# Start of Supplied material

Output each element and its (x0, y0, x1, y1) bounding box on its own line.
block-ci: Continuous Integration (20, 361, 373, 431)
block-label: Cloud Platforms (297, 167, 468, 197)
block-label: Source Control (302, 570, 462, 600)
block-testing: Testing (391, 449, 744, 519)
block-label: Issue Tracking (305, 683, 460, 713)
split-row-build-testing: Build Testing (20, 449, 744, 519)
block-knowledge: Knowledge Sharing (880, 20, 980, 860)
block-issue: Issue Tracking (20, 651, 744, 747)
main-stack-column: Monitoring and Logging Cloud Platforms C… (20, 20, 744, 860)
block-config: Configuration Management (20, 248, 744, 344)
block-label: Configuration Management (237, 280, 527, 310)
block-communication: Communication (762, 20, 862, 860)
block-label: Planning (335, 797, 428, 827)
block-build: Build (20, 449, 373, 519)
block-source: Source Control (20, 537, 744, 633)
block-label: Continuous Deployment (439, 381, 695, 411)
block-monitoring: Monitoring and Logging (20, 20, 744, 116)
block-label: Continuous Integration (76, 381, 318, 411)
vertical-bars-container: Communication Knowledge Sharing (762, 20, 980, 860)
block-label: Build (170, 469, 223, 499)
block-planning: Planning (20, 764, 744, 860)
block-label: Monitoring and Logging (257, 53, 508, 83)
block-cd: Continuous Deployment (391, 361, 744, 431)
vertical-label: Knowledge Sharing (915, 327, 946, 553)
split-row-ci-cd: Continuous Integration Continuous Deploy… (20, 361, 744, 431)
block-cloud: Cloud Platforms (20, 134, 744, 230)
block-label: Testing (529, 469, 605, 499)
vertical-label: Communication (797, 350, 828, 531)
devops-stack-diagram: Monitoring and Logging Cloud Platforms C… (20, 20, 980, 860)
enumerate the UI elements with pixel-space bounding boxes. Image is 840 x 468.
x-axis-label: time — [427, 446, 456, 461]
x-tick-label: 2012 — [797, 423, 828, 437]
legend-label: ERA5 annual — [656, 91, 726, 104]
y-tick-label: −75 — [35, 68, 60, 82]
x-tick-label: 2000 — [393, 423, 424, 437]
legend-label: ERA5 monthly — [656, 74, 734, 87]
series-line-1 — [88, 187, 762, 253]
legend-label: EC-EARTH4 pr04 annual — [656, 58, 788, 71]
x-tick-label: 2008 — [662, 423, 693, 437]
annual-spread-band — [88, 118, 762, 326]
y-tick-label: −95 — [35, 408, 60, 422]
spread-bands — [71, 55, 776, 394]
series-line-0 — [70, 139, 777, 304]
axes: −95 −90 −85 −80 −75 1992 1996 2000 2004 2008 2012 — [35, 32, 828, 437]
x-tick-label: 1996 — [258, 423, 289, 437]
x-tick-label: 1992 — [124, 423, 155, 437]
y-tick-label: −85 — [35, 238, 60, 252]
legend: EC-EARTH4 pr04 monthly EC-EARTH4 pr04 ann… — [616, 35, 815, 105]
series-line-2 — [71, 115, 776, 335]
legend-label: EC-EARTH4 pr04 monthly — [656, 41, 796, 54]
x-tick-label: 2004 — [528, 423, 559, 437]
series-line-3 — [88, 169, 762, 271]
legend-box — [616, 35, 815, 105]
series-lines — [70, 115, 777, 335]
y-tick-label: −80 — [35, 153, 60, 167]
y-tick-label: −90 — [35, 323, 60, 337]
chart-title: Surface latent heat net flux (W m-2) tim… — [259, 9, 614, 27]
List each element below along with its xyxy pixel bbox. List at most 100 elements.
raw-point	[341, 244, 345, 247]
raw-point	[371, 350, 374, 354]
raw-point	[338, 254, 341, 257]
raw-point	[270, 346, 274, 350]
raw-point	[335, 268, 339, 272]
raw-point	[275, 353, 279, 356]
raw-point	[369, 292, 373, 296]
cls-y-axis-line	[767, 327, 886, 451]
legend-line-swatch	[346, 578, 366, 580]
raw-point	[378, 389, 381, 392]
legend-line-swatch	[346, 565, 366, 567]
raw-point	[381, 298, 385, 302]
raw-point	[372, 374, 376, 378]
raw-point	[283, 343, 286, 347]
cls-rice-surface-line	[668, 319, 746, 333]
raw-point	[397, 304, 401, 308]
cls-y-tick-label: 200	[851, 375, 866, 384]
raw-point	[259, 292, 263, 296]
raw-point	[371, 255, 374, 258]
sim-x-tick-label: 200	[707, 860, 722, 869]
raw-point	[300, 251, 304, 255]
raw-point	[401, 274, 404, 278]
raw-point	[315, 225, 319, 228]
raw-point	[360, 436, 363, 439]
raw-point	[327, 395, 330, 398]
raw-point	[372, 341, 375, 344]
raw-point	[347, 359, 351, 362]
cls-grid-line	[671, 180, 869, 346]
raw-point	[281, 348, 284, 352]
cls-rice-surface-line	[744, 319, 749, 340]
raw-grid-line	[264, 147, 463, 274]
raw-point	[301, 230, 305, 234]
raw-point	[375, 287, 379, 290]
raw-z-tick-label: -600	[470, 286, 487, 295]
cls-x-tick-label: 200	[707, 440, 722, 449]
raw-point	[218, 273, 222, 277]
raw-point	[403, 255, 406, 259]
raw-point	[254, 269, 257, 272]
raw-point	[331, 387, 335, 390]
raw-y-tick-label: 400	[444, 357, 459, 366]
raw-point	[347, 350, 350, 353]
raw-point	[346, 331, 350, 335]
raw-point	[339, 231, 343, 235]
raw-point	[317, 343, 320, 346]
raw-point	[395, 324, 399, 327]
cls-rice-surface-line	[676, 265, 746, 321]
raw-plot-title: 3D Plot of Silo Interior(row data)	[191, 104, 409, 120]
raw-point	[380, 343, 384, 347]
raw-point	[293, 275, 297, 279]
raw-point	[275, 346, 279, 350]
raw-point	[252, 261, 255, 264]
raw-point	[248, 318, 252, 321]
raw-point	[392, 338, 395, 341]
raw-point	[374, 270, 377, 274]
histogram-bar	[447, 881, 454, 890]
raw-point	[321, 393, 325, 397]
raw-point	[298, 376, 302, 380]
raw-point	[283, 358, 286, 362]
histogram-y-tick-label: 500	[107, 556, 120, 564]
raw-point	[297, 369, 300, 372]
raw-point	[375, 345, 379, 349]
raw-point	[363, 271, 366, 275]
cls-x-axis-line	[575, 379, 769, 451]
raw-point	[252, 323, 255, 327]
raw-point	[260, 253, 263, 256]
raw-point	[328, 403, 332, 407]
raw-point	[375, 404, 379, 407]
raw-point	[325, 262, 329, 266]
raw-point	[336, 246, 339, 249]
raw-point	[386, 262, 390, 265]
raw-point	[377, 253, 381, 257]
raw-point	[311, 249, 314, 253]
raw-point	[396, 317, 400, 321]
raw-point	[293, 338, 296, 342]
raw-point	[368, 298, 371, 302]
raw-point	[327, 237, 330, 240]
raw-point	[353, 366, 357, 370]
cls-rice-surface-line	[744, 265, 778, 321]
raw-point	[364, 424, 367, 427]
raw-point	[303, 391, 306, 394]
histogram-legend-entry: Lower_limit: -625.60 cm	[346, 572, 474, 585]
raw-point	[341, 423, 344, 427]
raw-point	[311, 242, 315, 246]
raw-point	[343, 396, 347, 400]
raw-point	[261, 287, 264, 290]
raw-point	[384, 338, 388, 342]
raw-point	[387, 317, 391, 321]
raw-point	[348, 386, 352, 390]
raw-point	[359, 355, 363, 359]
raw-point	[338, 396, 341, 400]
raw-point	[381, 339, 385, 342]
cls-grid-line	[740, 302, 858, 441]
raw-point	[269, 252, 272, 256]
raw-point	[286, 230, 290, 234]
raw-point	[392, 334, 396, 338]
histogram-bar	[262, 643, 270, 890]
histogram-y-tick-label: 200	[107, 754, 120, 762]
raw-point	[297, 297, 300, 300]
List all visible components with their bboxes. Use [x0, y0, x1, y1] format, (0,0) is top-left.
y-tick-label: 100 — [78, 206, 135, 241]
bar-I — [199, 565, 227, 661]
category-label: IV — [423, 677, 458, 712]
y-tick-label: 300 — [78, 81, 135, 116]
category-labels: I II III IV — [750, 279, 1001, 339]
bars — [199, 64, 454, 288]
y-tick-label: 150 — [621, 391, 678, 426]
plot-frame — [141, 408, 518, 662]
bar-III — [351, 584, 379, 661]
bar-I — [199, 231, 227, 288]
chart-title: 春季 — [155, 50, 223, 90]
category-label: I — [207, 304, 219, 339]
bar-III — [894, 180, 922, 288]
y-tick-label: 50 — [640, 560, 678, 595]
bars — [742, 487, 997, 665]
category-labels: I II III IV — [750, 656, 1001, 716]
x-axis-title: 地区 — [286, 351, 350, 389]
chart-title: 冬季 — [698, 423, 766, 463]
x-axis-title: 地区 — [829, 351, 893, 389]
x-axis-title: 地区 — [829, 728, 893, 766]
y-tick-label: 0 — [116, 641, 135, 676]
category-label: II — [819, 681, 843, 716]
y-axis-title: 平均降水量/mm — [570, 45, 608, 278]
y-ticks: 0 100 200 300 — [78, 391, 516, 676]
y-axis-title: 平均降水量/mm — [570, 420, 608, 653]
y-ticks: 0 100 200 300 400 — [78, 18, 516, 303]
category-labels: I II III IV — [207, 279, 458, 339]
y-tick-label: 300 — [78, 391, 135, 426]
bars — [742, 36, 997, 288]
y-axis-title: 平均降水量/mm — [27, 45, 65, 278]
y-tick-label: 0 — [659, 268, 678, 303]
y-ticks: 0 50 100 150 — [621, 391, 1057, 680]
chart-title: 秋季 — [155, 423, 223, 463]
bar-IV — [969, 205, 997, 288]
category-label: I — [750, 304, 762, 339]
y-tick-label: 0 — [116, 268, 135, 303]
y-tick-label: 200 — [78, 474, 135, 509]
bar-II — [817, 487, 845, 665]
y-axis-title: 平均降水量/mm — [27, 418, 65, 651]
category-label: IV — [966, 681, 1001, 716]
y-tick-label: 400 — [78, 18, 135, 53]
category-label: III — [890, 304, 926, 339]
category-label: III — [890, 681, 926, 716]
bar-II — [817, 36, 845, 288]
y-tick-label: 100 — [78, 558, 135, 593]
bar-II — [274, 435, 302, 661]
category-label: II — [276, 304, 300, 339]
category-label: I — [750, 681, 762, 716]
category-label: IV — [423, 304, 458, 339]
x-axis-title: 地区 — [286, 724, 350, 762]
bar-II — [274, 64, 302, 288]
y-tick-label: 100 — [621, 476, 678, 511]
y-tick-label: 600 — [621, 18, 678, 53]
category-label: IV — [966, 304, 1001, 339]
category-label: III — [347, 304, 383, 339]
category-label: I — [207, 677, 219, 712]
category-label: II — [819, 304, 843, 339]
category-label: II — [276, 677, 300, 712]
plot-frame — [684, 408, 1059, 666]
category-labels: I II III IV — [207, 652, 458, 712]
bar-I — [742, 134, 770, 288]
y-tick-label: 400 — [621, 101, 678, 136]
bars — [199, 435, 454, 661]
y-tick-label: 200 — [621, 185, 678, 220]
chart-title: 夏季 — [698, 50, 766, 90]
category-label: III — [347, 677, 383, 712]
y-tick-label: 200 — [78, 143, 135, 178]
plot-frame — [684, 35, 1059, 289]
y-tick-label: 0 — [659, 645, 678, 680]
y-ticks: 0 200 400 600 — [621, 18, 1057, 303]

# End of Supplied material

- [Your objective]: Please copy the records line for line, starting at the first line of the records and ending at the line that contains "block-source: Source Control", with both of those lines included.

- [Result of the exercise]:
Output each element and its (x0, y0, x1, y1) bounding box on its own line.
block-ci: Continuous Integration (20, 361, 373, 431)
block-label: Cloud Platforms (297, 167, 468, 197)
block-label: Source Control (302, 570, 462, 600)
block-testing: Testing (391, 449, 744, 519)
block-label: Issue Tracking (305, 683, 460, 713)
split-row-build-testing: Build Testing (20, 449, 744, 519)
block-knowledge: Knowledge Sharing (880, 20, 980, 860)
block-issue: Issue Tracking (20, 651, 744, 747)
main-stack-column: Monitoring and Logging Cloud Platforms C… (20, 20, 744, 860)
block-config: Configuration Management (20, 248, 744, 344)
block-label: Configuration Management (237, 280, 527, 310)
block-communication: Communication (762, 20, 862, 860)
block-label: Planning (335, 797, 428, 827)
block-build: Build (20, 449, 373, 519)
block-source: Source Control (20, 537, 744, 633)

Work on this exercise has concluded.